April 18, 2001
[download pdf version of this Lobby Watch]
Mon Dieu! Terral Smith’s Fingerprints?
Ex-Governor’s Point Man at Lege
Mocks Bush-Perry Ethics Rules

 Flaunting huge holes in the ethics policies of his old boss, Terral Smith leapt from being ex-Governor Bush’s top legislative lobbyist to being a for-hire lobbyist who reportedly is fighting for millions of dollars in corporate welfare.

Smith is just the latest gubernatorial legislative director to have a ménage à trois with a governor and the lobby.

Locke Liddell & Sapp announced last December 19th that Governor Bush’s legislative director would head its lobby shop. Legislative aides say Smith lobbies for a controversial client that is not listed among the five reported clients that are paying him up to $375,000.

Texas has paid $16 million to French-owned Sagem Morpho for a fingerprinting contract to prevent food-stamp fraud. Critics say the program—which has helped prosecute just nine food-stamp cheats—is corporate welfare. The House has voted to repeal this program; Sagem is fighting a companion bill in the Senate Human Services Committee.

The latest lobby records just show ex-legislator Hugo Berlanga working for Sagem (for $50,000 to $100,000), while Capitol rumor mills report that Smith and Kathy Hutto also are hustling for Sagem.

Ethical loopholes
Though revolving-door scandals are common in Texas, Smith’s case showcases the extraordinary failures of the staff ethics rules that Governors Bush and Perry both adopted with fanfare. Bush first adopted his staff ethics policy in response to a scandal involving Smith’s predecessor.

As Bush’s 1995 legislative director, Dan Shelley helped pass a law privatizing welfare services. By 1997, Shelley and three other welfare-reform aides of Bush and then-Lieutenant Governor Bob Bullock were lobbying for Lockheed Martin—a top contender to manage Texas’ multi-billion-dollar welfare contract.

As discussed below, the Shelley-inspired ethics rules did nothing to stop Smith from going straight from the Governor’s Office to head Locke Liddell’s lobby shop.

Coincidentally, just days after Smith’s job change, newly inaugurated Governor Rick Perry touted to the media his “strict” staff lobby rules, which turned out to be the old Bush rules.

****************************************

_Tasks to carry out:_
1. According to the Lobby Watch piece, how much has Texas paid Sagem Morpho for its fingerprinting contract?
2. Reproduce the stretch of the Lobby Watch piece that opens with the words containing "As Bush’s 1995" and closes with "multi-billion-dollar welfare contract.".

Stored listing:

****************************************

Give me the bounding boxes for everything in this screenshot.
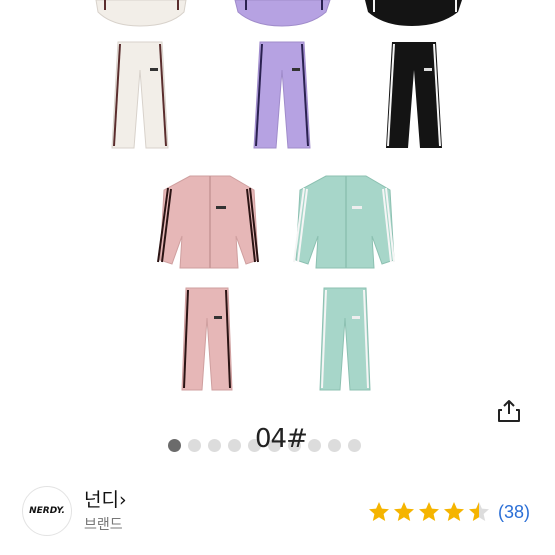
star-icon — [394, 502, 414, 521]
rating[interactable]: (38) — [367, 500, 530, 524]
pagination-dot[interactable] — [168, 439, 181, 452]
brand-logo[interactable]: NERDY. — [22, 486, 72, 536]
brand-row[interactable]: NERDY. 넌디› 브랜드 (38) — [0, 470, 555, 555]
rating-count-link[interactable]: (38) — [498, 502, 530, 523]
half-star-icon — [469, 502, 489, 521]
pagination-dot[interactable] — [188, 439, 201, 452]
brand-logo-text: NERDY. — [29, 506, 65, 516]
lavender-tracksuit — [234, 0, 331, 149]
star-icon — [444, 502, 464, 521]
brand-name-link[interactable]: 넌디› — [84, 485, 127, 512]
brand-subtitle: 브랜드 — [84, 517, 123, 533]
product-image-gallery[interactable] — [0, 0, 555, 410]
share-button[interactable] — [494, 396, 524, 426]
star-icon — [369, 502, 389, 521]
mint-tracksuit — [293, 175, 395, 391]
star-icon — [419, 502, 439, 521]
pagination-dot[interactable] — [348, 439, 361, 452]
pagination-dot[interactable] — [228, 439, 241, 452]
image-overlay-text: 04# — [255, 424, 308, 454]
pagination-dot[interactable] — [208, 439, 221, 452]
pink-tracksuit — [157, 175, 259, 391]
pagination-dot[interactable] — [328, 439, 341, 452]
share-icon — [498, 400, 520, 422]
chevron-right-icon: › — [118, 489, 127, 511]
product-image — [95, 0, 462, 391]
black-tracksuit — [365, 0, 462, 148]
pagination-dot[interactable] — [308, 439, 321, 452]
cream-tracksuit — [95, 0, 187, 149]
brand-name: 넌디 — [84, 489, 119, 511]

****************************************

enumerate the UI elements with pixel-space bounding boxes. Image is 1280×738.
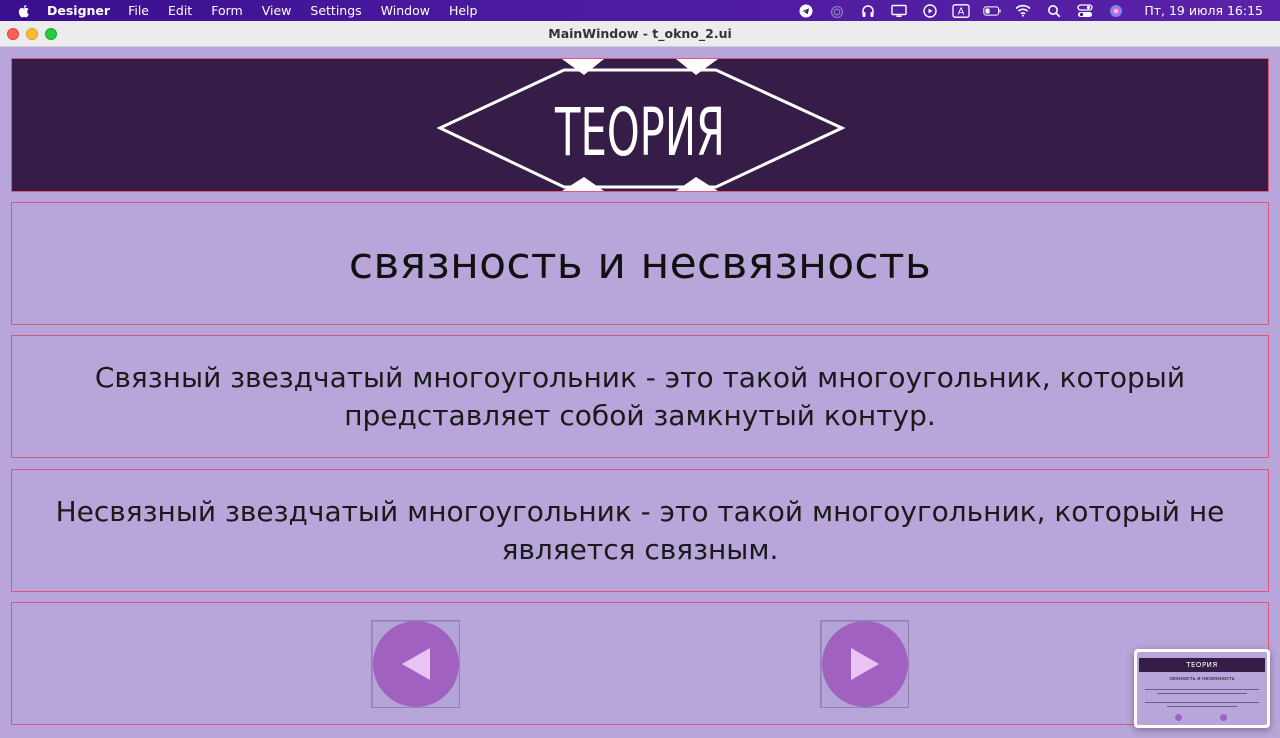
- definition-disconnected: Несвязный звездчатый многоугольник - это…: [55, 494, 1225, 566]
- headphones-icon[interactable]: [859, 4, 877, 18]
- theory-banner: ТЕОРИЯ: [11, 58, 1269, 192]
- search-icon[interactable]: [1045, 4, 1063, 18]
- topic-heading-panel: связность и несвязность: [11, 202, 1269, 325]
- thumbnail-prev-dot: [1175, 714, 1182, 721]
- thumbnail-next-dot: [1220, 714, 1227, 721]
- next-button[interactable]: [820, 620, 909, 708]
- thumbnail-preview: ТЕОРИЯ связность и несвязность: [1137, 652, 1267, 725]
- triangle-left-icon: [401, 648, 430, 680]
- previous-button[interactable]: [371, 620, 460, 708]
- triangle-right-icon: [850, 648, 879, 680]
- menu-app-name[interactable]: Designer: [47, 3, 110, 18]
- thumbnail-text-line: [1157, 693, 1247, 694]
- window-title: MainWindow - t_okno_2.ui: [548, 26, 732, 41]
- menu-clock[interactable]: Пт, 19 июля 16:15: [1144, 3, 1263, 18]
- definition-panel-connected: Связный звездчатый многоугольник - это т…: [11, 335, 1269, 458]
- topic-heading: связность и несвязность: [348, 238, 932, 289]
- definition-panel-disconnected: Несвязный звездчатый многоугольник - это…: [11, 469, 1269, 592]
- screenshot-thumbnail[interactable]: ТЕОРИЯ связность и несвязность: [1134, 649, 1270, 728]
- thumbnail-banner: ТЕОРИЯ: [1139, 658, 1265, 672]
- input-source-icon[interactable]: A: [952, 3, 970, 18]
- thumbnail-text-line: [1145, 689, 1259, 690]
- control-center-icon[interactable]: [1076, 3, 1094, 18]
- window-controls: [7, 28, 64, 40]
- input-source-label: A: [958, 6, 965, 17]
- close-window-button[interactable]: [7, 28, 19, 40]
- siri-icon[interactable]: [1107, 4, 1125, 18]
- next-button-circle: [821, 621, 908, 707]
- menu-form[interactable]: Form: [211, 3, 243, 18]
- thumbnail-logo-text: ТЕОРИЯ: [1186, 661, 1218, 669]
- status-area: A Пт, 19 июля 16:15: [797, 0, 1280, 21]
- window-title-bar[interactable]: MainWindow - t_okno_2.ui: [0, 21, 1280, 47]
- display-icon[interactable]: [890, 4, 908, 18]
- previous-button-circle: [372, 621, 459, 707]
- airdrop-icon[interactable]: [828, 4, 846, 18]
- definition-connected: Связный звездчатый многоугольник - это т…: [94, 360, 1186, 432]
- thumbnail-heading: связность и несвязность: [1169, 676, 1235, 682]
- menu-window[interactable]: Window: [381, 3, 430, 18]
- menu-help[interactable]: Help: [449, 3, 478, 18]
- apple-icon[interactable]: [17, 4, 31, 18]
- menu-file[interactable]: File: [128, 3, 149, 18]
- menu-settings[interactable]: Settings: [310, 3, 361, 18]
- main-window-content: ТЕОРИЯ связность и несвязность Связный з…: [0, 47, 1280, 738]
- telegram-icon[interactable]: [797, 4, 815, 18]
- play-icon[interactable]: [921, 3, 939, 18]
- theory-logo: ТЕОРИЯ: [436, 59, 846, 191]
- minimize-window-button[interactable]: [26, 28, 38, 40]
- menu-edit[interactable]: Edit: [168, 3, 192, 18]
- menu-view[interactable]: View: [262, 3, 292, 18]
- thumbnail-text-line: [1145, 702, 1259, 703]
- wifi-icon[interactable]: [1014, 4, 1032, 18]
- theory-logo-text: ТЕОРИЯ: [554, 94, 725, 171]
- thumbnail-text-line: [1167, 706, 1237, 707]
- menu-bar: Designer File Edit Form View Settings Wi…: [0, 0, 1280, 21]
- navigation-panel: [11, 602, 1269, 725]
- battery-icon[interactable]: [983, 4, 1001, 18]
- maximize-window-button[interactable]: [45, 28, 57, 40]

****************************************

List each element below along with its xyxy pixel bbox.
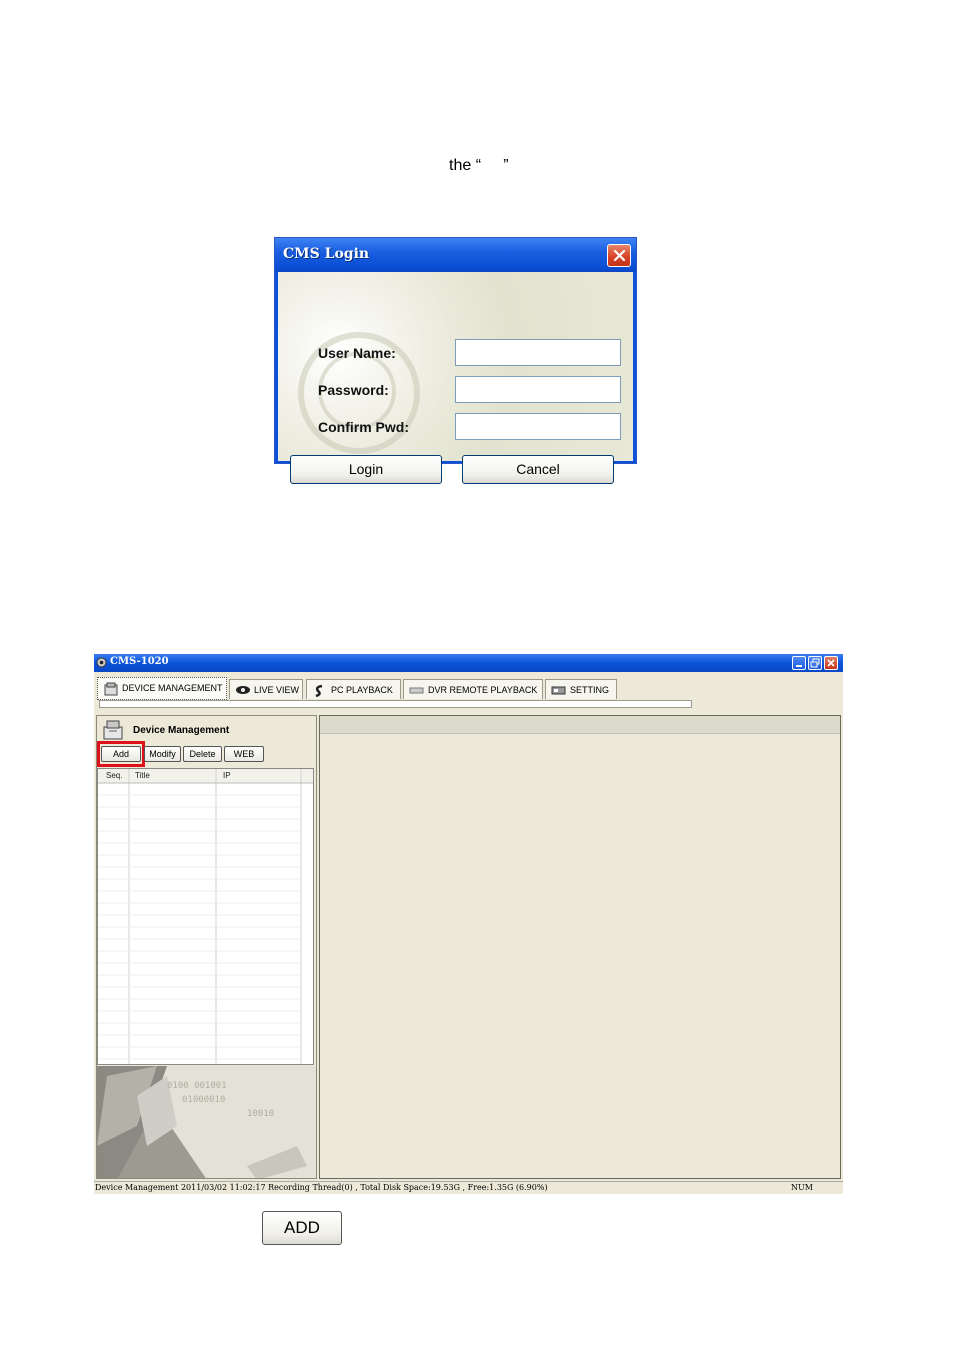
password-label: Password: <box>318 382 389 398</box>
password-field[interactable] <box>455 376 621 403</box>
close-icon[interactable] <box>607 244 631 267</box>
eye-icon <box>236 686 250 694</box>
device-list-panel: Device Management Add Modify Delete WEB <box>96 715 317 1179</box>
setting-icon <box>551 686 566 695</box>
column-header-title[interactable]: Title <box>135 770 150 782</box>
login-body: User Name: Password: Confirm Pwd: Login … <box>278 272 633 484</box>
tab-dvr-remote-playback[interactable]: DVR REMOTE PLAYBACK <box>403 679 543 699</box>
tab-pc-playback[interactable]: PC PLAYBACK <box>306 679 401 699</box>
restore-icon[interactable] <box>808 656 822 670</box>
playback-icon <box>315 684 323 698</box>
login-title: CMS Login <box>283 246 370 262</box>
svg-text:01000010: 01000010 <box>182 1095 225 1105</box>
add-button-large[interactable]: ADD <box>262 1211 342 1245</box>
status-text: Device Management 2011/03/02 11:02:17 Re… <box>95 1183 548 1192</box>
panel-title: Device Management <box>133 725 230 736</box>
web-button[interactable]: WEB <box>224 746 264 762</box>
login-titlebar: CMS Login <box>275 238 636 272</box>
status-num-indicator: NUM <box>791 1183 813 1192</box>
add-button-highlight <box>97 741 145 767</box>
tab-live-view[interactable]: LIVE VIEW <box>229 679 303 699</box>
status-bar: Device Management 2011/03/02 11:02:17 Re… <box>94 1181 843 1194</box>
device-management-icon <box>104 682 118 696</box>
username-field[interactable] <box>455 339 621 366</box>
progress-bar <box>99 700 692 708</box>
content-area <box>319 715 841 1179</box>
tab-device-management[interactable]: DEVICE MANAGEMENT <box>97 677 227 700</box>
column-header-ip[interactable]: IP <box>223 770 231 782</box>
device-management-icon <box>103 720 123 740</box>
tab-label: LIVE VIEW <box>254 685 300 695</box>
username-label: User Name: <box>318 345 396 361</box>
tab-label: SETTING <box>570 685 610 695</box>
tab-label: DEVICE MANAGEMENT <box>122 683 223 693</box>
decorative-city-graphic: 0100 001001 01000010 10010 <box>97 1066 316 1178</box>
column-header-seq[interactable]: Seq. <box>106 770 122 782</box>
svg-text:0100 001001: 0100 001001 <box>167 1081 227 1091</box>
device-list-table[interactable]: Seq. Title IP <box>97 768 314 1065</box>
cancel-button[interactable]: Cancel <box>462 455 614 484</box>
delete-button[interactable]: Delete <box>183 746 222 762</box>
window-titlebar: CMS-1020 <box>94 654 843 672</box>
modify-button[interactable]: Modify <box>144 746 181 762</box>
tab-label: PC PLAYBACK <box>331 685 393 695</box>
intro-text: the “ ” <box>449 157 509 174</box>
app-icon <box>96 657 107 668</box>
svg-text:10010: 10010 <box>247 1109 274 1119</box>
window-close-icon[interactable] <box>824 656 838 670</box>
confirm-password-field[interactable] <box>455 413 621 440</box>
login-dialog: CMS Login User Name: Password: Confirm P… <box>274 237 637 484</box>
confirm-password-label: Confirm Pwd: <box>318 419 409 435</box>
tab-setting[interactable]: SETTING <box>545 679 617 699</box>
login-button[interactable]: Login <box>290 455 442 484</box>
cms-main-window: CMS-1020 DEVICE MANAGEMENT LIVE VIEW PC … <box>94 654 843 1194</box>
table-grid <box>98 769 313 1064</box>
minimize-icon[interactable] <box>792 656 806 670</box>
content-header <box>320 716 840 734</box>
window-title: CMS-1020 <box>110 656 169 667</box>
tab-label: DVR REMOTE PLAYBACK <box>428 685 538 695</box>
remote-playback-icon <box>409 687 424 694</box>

****************************************

_Replies:_
1. $16 million.

2.
As Bush’s 1995 legislative director, Dan Shelley helped pass a law privatizing welfare services. By 1997, Shelley and three other welfare-reform aides of Bush and then-Lieutenant Governor Bob Bullock were lobbying for Lockheed Martin—a top contender to manage Texas’ multi-billion-dollar welfare contract.